▶ WRITTEN REQUEST: Copy out lines with the word "Refl" from the material that follows.

▶ EXERCISE MATERIALS:
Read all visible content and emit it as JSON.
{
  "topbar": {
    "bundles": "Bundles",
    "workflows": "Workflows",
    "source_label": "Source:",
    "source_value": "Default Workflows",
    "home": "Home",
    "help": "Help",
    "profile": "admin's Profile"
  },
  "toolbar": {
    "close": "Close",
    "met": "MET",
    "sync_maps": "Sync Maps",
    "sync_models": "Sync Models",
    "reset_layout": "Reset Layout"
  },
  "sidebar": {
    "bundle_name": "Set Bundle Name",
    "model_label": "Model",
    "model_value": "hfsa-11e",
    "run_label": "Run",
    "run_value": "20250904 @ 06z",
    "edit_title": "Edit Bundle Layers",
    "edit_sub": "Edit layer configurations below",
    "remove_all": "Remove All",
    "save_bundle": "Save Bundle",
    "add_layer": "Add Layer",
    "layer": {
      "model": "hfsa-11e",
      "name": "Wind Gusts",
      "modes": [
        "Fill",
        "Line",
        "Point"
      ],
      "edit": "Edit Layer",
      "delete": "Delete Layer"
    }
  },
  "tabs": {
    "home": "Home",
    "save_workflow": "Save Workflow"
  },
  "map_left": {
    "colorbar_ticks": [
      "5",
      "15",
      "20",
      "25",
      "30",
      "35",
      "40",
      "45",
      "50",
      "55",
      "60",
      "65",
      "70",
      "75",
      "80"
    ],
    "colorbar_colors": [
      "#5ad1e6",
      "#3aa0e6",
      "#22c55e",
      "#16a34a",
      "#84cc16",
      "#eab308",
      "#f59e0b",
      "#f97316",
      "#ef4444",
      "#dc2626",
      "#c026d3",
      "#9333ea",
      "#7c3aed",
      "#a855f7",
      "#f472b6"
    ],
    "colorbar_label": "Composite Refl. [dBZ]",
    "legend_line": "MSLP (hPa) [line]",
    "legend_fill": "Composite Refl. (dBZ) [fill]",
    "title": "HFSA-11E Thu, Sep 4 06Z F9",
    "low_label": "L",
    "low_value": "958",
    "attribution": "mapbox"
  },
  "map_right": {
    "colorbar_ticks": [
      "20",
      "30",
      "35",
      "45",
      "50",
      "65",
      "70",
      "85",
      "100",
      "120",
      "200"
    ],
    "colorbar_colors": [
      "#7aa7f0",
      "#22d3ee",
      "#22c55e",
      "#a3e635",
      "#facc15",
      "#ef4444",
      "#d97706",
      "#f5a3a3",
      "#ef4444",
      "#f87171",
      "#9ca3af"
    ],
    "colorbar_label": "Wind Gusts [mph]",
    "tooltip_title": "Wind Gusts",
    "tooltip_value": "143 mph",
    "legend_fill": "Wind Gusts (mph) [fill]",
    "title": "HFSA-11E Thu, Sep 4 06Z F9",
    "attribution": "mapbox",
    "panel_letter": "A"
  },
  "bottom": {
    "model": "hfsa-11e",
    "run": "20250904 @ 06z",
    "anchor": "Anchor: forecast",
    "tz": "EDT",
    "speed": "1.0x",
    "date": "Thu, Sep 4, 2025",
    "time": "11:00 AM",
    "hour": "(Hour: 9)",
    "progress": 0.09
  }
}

▶ WRITTEN ANSWER:
    "colorbar_label": "Composite Refl. [dBZ]",
    "legend_fill": "Composite Refl. (dBZ) [fill]",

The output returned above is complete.